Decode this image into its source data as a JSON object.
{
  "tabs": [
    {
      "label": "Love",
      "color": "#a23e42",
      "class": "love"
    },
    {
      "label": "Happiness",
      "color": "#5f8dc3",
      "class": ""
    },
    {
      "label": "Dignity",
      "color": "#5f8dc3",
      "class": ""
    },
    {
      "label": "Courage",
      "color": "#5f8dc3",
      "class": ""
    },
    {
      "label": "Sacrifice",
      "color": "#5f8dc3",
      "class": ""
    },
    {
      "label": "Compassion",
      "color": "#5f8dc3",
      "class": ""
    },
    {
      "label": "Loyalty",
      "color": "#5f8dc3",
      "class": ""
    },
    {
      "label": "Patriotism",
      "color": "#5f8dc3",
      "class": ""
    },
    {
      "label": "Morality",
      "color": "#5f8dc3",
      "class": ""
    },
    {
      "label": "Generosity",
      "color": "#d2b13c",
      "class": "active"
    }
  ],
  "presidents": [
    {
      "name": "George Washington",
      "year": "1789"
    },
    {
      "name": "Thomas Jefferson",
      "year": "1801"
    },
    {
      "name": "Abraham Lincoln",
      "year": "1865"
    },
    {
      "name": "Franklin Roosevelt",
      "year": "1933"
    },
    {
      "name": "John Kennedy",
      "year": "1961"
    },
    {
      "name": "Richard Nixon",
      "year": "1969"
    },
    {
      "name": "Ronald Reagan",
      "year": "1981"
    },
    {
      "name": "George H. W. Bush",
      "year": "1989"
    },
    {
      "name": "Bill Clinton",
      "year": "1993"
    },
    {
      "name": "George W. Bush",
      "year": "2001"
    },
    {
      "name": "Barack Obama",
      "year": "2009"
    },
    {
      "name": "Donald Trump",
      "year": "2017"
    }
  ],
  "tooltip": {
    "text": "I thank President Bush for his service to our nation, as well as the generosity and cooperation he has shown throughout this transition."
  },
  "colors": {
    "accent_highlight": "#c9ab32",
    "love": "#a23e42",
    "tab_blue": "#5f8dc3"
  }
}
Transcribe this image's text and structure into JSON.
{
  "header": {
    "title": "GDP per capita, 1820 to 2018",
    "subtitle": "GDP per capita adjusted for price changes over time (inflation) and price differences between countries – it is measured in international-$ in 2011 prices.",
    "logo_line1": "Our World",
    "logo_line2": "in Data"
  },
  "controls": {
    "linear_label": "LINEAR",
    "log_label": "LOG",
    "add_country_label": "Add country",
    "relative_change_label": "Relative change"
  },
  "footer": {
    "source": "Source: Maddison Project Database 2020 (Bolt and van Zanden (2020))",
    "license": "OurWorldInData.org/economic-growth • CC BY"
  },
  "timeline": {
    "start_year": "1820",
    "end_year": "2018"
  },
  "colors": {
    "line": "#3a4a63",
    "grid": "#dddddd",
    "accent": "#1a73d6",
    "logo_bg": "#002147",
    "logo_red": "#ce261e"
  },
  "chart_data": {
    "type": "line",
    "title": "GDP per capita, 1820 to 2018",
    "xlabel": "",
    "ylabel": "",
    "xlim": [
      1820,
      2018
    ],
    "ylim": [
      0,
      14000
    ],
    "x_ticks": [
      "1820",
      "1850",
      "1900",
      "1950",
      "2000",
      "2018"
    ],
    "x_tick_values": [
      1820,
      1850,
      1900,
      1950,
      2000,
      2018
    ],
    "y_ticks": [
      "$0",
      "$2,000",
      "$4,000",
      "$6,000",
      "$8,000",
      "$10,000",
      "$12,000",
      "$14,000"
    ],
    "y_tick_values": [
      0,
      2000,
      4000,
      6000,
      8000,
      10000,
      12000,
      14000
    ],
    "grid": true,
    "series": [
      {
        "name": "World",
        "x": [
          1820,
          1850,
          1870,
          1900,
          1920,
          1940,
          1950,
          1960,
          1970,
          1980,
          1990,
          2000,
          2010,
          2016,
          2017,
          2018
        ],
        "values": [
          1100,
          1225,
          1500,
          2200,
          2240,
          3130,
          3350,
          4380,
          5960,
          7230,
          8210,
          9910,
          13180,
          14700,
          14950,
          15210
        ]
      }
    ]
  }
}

### [WHAT YOU SHOULD DO]
Copy out each line above, character for character.

### [ANSWER FOR THE TASK]
Decode this image into its source data as a JSON object.
{
  "tabs": [
    {
      "label": "Love",
      "color": "#a23e42",
      "class": "love"
    },
    {
      "label": "Happiness",
      "color": "#5f8dc3",
      "class": ""
    },
    {
      "label": "Dignity",
      "color": "#5f8dc3",
      "class": ""
    },
    {
      "label": "Courage",
      "color": "#5f8dc3",
      "class": ""
    },
    {
      "label": "Sacrifice",
      "color": "#5f8dc3",
      "class": ""
    },
    {
      "label": "Compassion",
      "color": "#5f8dc3",
      "class": ""
    },
    {
      "label": "Loyalty",
      "color": "#5f8dc3",
      "class": ""
    },
    {
      "label": "Patriotism",
      "color": "#5f8dc3",
      "class": ""
    },
    {
      "label": "Morality",
      "color": "#5f8dc3",
      "class": ""
    },
    {
      "label": "Generosity",
      "color": "#d2b13c",
      "class": "active"
    }
  ],
  "presidents": [
    {
      "name": "George Washington",
      "year": "1789"
    },
    {
      "name": "Thomas Jefferson",
      "year": "1801"
    },
    {
      "name": "Abraham Lincoln",
      "year": "1865"
    },
    {
      "name": "Franklin Roosevelt",
      "year": "1933"
    },
    {
      "name": "John Kennedy",
      "year": "1961"
    },
    {
      "name": "Richard Nixon",
      "year": "1969"
    },
    {
      "name": "Ronald Reagan",
      "year": "1981"
    },
    {
      "name": "George H. W. Bush",
      "year": "1989"
    },
    {
      "name": "Bill Clinton",
      "year": "1993"
    },
    {
      "name": "George W. Bush",
      "year": "2001"
    },
    {
      "name": "Barack Obama",
      "year": "2009"
    },
    {
      "name": "Donald Trump",
      "year": "2017"
    }
  ],
  "tooltip": {
    "text": "I thank President Bush for his service to our nation, as well as the generosity and cooperation he has shown throughout this transition."
  },
  "colors": {
    "accent_highlight": "#c9ab32",
    "love": "#a23e42",
    "tab_blue": "#5f8dc3"
  }
}
Transcribe this image's text and structure into JSON.
{
  "header": {
    "title": "GDP per capita, 1820 to 2018",
    "subtitle": "GDP per capita adjusted for price changes over time (inflation) and price differences between countries – it is measured in international-$ in 2011 prices.",
    "logo_line1": "Our World",
    "logo_line2": "in Data"
  },
  "controls": {
    "linear_label": "LINEAR",
    "log_label": "LOG",
    "add_country_label": "Add country",
    "relative_change_label": "Relative change"
  },
  "footer": {
    "source": "Source: Maddison Project Database 2020 (Bolt and van Zanden (2020))",
    "license": "OurWorldInData.org/economic-growth • CC BY"
  },
  "timeline": {
    "start_year": "1820",
    "end_year": "2018"
  },
  "colors": {
    "line": "#3a4a63",
    "grid": "#dddddd",
    "accent": "#1a73d6",
    "logo_bg": "#002147",
    "logo_red": "#ce261e"
  },
  "chart_data": {
    "type": "line",
    "title": "GDP per capita, 1820 to 2018",
    "xlabel": "",
    "ylabel": "",
    "xlim": [
      1820,
      2018
    ],
    "ylim": [
      0,
      14000
    ],
    "x_ticks": [
      "1820",
      "1850",
      "1900",
      "1950",
      "2000",
      "2018"
    ],
    "x_tick_values": [
      1820,
      1850,
      1900,
      1950,
      2000,
      2018
    ],
    "y_ticks": [
      "$0",
      "$2,000",
      "$4,000",
      "$6,000",
      "$8,000",
      "$10,000",
      "$12,000",
      "$14,000"
    ],
    "y_tick_values": [
      0,
      2000,
      4000,
      6000,
      8000,
      10000,
      12000,
      14000
    ],
    "grid": true,
    "series": [
      {
        "name": "World",
        "x": [
          1820,
          1850,
          1870,
          1900,
          1920,
          1940,
          1950,
          1960,
          1970,
          1980,
          1990,
          2000,
          2010,
          2016,
          2017,
          2018
        ],
        "values": [
          1100,
          1225,
          1500,
          2200,
          2240,
          3130,
          3350,
          4380,
          5960,
          7230,
          8210,
          9910,
          13180,
          14700,
          14950,
          15210
        ]
      }
    ]
  }
}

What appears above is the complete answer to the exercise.